◆ What is asked ◆
Below is a listing; copy all of it exactly.

## begin

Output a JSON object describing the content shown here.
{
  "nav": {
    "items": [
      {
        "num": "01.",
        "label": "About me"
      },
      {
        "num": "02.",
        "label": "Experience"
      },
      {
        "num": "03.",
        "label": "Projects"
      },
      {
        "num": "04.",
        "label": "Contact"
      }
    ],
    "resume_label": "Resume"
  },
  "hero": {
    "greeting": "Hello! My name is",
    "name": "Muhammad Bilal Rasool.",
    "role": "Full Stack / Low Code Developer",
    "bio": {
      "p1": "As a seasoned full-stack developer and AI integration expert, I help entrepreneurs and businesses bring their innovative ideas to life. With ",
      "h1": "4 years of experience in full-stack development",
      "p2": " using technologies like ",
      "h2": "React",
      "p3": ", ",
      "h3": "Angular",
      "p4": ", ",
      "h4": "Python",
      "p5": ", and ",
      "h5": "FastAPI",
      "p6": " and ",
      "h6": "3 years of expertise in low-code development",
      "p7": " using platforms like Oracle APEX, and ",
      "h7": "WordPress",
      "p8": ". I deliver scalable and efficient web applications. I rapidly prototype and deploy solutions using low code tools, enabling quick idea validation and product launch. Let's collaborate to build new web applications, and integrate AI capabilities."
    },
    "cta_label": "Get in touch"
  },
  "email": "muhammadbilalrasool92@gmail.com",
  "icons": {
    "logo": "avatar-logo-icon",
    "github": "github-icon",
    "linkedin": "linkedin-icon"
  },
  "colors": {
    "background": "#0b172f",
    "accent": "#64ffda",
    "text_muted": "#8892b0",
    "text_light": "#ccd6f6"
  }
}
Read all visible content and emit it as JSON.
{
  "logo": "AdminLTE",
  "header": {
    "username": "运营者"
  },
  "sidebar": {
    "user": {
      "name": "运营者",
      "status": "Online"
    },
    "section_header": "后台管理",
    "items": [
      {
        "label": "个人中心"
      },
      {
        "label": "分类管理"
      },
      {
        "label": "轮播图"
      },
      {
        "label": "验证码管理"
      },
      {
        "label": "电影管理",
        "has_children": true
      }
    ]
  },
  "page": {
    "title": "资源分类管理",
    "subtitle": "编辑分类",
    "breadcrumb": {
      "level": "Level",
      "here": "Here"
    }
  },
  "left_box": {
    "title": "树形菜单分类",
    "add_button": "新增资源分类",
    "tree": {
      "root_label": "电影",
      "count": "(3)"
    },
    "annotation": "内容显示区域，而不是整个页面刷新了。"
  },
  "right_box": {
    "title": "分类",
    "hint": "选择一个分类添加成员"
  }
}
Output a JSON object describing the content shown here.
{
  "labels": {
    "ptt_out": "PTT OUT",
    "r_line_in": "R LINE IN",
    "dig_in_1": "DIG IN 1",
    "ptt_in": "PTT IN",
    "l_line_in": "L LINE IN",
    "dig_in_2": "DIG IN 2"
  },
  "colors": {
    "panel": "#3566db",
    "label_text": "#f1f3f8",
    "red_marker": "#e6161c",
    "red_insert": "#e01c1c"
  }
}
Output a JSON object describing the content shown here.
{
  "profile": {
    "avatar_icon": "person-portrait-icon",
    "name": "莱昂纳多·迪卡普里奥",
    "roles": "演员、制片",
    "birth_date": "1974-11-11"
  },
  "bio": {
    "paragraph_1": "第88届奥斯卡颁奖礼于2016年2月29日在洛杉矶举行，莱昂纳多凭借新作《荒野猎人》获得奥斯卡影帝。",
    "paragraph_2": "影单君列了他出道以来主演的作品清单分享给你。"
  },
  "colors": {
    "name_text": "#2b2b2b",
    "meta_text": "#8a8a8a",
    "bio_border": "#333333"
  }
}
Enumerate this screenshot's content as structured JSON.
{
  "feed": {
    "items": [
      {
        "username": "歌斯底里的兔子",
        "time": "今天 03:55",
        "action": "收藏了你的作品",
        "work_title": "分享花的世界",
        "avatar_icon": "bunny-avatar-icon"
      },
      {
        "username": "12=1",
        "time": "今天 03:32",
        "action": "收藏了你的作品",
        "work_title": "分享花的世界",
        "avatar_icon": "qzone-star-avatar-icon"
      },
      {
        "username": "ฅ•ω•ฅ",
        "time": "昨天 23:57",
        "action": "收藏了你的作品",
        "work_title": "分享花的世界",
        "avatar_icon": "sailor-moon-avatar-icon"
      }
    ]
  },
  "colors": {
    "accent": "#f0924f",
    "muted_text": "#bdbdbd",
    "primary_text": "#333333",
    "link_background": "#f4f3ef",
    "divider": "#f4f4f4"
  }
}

## end

◆ Reply to the task ◆
Output a JSON object describing the content shown here.
{
  "nav": {
    "items": [
      {
        "num": "01.",
        "label": "About me"
      },
      {
        "num": "02.",
        "label": "Experience"
      },
      {
        "num": "03.",
        "label": "Projects"
      },
      {
        "num": "04.",
        "label": "Contact"
      }
    ],
    "resume_label": "Resume"
  },
  "hero": {
    "greeting": "Hello! My name is",
    "name": "Muhammad Bilal Rasool.",
    "role": "Full Stack / Low Code Developer",
    "bio": {
      "p1": "As a seasoned full-stack developer and AI integration expert, I help entrepreneurs and businesses bring their innovative ideas to life. With ",
      "h1": "4 years of experience in full-stack development",
      "p2": " using technologies like ",
      "h2": "React",
      "p3": ", ",
      "h3": "Angular",
      "p4": ", ",
      "h4": "Python",
      "p5": ", and ",
      "h5": "FastAPI",
      "p6": " and ",
      "h6": "3 years of expertise in low-code development",
      "p7": " using platforms like Oracle APEX, and ",
      "h7": "WordPress",
      "p8": ". I deliver scalable and efficient web applications. I rapidly prototype and deploy solutions using low code tools, enabling quick idea validation and product launch. Let's collaborate to build new web applications, and integrate AI capabilities."
    },
    "cta_label": "Get in touch"
  },
  "email": "muhammadbilalrasool92@gmail.com",
  "icons": {
    "logo": "avatar-logo-icon",
    "github": "github-icon",
    "linkedin": "linkedin-icon"
  },
  "colors": {
    "background": "#0b172f",
    "accent": "#64ffda",
    "text_muted": "#8892b0",
    "text_light": "#ccd6f6"
  }
}
Read all visible content and emit it as JSON.
{
  "logo": "AdminLTE",
  "header": {
    "username": "运营者"
  },
  "sidebar": {
    "user": {
      "name": "运营者",
      "status": "Online"
    },
    "section_header": "后台管理",
    "items": [
      {
        "label": "个人中心"
      },
      {
        "label": "分类管理"
      },
      {
        "label": "轮播图"
      },
      {
        "label": "验证码管理"
      },
      {
        "label": "电影管理",
        "has_children": true
      }
    ]
  },
  "page": {
    "title": "资源分类管理",
    "subtitle": "编辑分类",
    "breadcrumb": {
      "level": "Level",
      "here": "Here"
    }
  },
  "left_box": {
    "title": "树形菜单分类",
    "add_button": "新增资源分类",
    "tree": {
      "root_label": "电影",
      "count": "(3)"
    },
    "annotation": "内容显示区域，而不是整个页面刷新了。"
  },
  "right_box": {
    "title": "分类",
    "hint": "选择一个分类添加成员"
  }
}
Output a JSON object describing the content shown here.
{
  "labels": {
    "ptt_out": "PTT OUT",
    "r_line_in": "R LINE IN",
    "dig_in_1": "DIG IN 1",
    "ptt_in": "PTT IN",
    "l_line_in": "L LINE IN",
    "dig_in_2": "DIG IN 2"
  },
  "colors": {
    "panel": "#3566db",
    "label_text": "#f1f3f8",
    "red_marker": "#e6161c",
    "red_insert": "#e01c1c"
  }
}
Output a JSON object describing the content shown here.
{
  "profile": {
    "avatar_icon": "person-portrait-icon",
    "name": "莱昂纳多·迪卡普里奥",
    "roles": "演员、制片",
    "birth_date": "1974-11-11"
  },
  "bio": {
    "paragraph_1": "第88届奥斯卡颁奖礼于2016年2月29日在洛杉矶举行，莱昂纳多凭借新作《荒野猎人》获得奥斯卡影帝。",
    "paragraph_2": "影单君列了他出道以来主演的作品清单分享给你。"
  },
  "colors": {
    "name_text": "#2b2b2b",
    "meta_text": "#8a8a8a",
    "bio_border": "#333333"
  }
}
Enumerate this screenshot's content as structured JSON.
{
  "feed": {
    "items": [
      {
        "username": "歌斯底里的兔子",
        "time": "今天 03:55",
        "action": "收藏了你的作品",
        "work_title": "分享花的世界",
        "avatar_icon": "bunny-avatar-icon"
      },
      {
        "username": "12=1",
        "time": "今天 03:32",
        "action": "收藏了你的作品",
        "work_title": "分享花的世界",
        "avatar_icon": "qzone-star-avatar-icon"
      },
      {
        "username": "ฅ•ω•ฅ",
        "time": "昨天 23:57",
        "action": "收藏了你的作品",
        "work_title": "分享花的世界",
        "avatar_icon": "sailor-moon-avatar-icon"
      }
    ]
  },
  "colors": {
    "accent": "#f0924f",
    "muted_text": "#bdbdbd",
    "primary_text": "#333333",
    "link_background": "#f4f3ef",
    "divider": "#f4f4f4"
  }
}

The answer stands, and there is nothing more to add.